**RECORD EXTRACTS:**
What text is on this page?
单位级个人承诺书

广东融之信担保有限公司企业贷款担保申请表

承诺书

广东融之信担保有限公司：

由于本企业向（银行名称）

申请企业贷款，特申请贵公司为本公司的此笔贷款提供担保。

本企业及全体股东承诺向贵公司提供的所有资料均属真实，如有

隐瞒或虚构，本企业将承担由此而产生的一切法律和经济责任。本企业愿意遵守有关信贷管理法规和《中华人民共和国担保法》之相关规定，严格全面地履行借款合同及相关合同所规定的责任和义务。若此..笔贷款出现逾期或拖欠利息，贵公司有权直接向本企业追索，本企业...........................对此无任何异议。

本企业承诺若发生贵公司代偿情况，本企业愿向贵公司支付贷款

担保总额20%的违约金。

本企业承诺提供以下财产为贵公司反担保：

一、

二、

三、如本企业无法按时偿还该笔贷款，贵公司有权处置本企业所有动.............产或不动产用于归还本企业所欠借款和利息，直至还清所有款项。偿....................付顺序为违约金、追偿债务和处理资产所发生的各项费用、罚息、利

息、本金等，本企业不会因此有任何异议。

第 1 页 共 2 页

**TASK TO COMPLETE:** Copy every record above exactly as it appears.

**RESULT FOR THIS TASK:**
What text is on this page?
单位级个人承诺书

广东融之信担保有限公司企业贷款担保申请表

承诺书

广东融之信担保有限公司：

由于本企业向（银行名称）

申请企业贷款，特申请贵公司为本公司的此笔贷款提供担保。

本企业及全体股东承诺向贵公司提供的所有资料均属真实，如有

隐瞒或虚构，本企业将承担由此而产生的一切法律和经济责任。本企业愿意遵守有关信贷管理法规和《中华人民共和国担保法》之相关规定，严格全面地履行借款合同及相关合同所规定的责任和义务。若此..笔贷款出现逾期或拖欠利息，贵公司有权直接向本企业追索，本企业...........................对此无任何异议。

本企业承诺若发生贵公司代偿情况，本企业愿向贵公司支付贷款

担保总额20%的违约金。

本企业承诺提供以下财产为贵公司反担保：

一、

二、

三、如本企业无法按时偿还该笔贷款，贵公司有权处置本企业所有动.............产或不动产用于归还本企业所欠借款和利息，直至还清所有款项。偿....................付顺序为违约金、追偿债务和处理资产所发生的各项费用、罚息、利

息、本金等，本企业不会因此有任何异议。

第 1 页 共 2 页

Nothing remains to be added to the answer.